Documento fuente:
=-=-=

Buenas noches Vinnitraduce, bonne nuit et bienvenue sur ce forum,

Sin más contexto no puedo estar segura pero me parece que aquí _acta_ suena a demasiado jurídico.

Tengo la impresión que la frase se refiere a un autor/periodista que hace un examen/exposición/reseña/recensión/análisis.

Espera otras opiniones.
Au revoir, hasta luego.


----------



## ninagirl

Nueva pregunta
Hilos unidos
​
Buenos días:

¿Podríais ayudarme con esta expresión y la traducción del párrafo entero, por favor?

_Le cas de la Serbie est original : malgré elle à l'origine de la guerre générale européenne, elle en fut une des principales victimes et *n'en fut pas moins presque oubliée* pendant presque de quatre ans._

Muchas gracias de antemano.

=-=-=

Datos guardados:
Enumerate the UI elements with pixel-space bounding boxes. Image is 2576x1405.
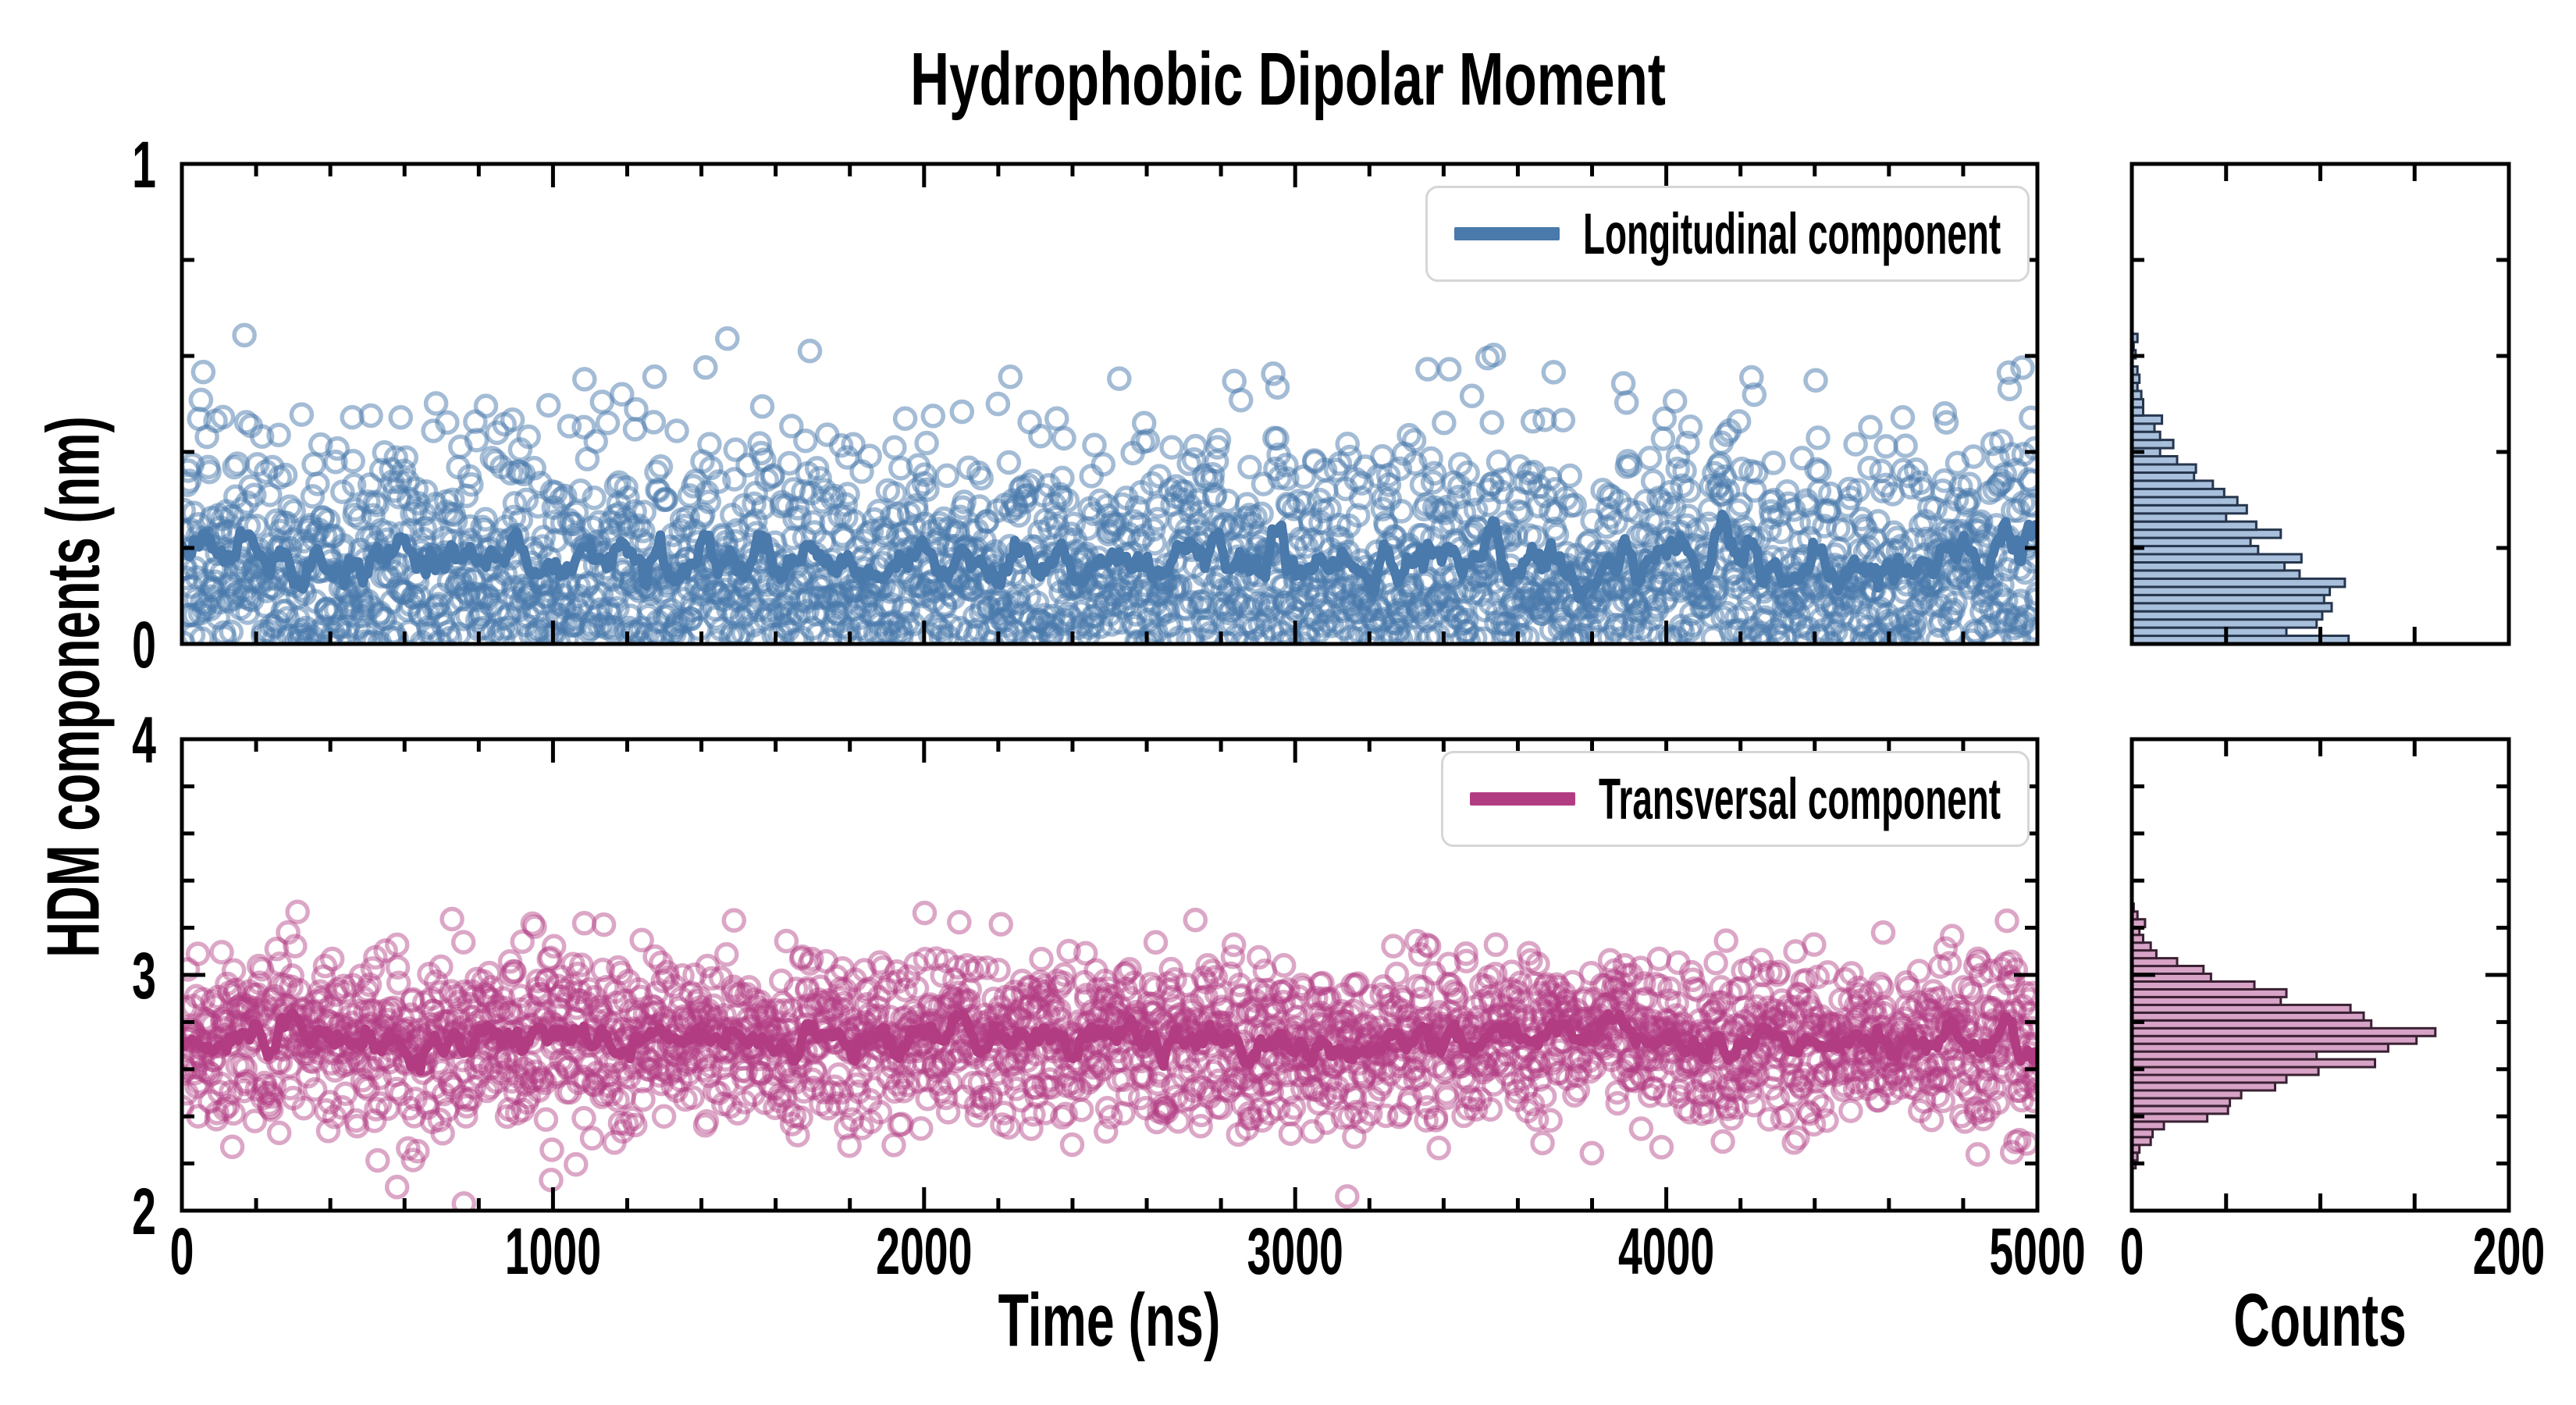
- longitudinal-mean-line: [182, 509, 2037, 603]
- transversal-line-swatch: [1470, 792, 1576, 806]
- tick-label: 2000: [876, 1216, 972, 1289]
- tick-label: 4: [132, 705, 156, 777]
- longitudinal-line-swatch: [1453, 227, 1560, 240]
- tick-label: 200: [2473, 1216, 2545, 1289]
- tick-label: 1000: [505, 1216, 601, 1289]
- tick-label: 0: [170, 1216, 194, 1289]
- axis-ticks: [180, 162, 2509, 646]
- tick-label: 1: [132, 130, 156, 202]
- chart-title: Hydrophobic Dipolar Moment: [910, 37, 1666, 121]
- x-axis-label: Time (ns): [998, 1279, 1221, 1362]
- legend-label-longitudinal: Longitudinal component: [1582, 201, 2001, 266]
- legend-transversal: Transversal component: [1441, 751, 2030, 847]
- tick-label: 0: [132, 610, 156, 682]
- tick-label: 0: [2120, 1216, 2144, 1289]
- tick-label: 5000: [1989, 1216, 2085, 1289]
- transversal-histogram-bars: [2132, 902, 2437, 1170]
- svg-text:1: 1: [132, 130, 156, 202]
- tick-label: 2: [132, 1176, 156, 1249]
- svg-text:0: 0: [132, 610, 156, 682]
- transversal-scatter-points: [182, 899, 2037, 1211]
- transversal-mean-line: [182, 1008, 2037, 1076]
- legend-longitudinal: Longitudinal component: [1425, 186, 2030, 282]
- longitudinal-scatter-points: [182, 322, 2037, 644]
- counts-axis-label: Counts: [2233, 1279, 2407, 1362]
- longitudinal-histogram-bars: [2132, 333, 2350, 644]
- tick-label: 3000: [1247, 1216, 1343, 1289]
- tick-label: 3: [132, 941, 156, 1013]
- legend-label-transversal: Transversal component: [1599, 767, 2001, 831]
- axis-ticks: [180, 737, 2509, 1213]
- y-axis-label: HDM components (nm): [31, 416, 116, 958]
- tick-label: 4000: [1618, 1216, 1714, 1289]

=-=-=

Instrucciones:
a. Indica si cada afirmación coincide con el documento fuente, con sí o no y las palabras exactas del documento que lo deciden: (i) en la primera respuesta se dice que, aun sin más contexto, hay certeza sobre el sentido de _acta_; (ii) en esa misma respuesta se opina que _acta_ suena demasiado jurídico; (iii) ninagirl pide ayuda también con la traducción del párrafo entero.
b. Vuelve a escribir las filas de los datos guardados: empieza en la fila que contiene "- longitudinal-mean-line: [182, 509, 2037, 603]" y termina después de la que contiene "- tick-label: 1000: [505, 1216, 601, 1289]".

Respuestas por tarea:
a.
(i) No: "Sin más contexto no puedo estar segura"
(ii) Sí: "suena a demasiado jurídico"
(iii) Sí: "¿Podríais ayudarme con esta expresión y la traducción del párrafo entero, por favor?"

b.
- longitudinal-mean-line: [182, 509, 2037, 603]
- transversal-line-swatch: [1470, 792, 1576, 806]
- tick-label: 2000: [876, 1216, 972, 1289]
- tick-label: 4: [132, 705, 156, 777]
- longitudinal-line-swatch: [1453, 227, 1560, 240]
- tick-label: 200: [2473, 1216, 2545, 1289]
- tick-label: 1000: [505, 1216, 601, 1289]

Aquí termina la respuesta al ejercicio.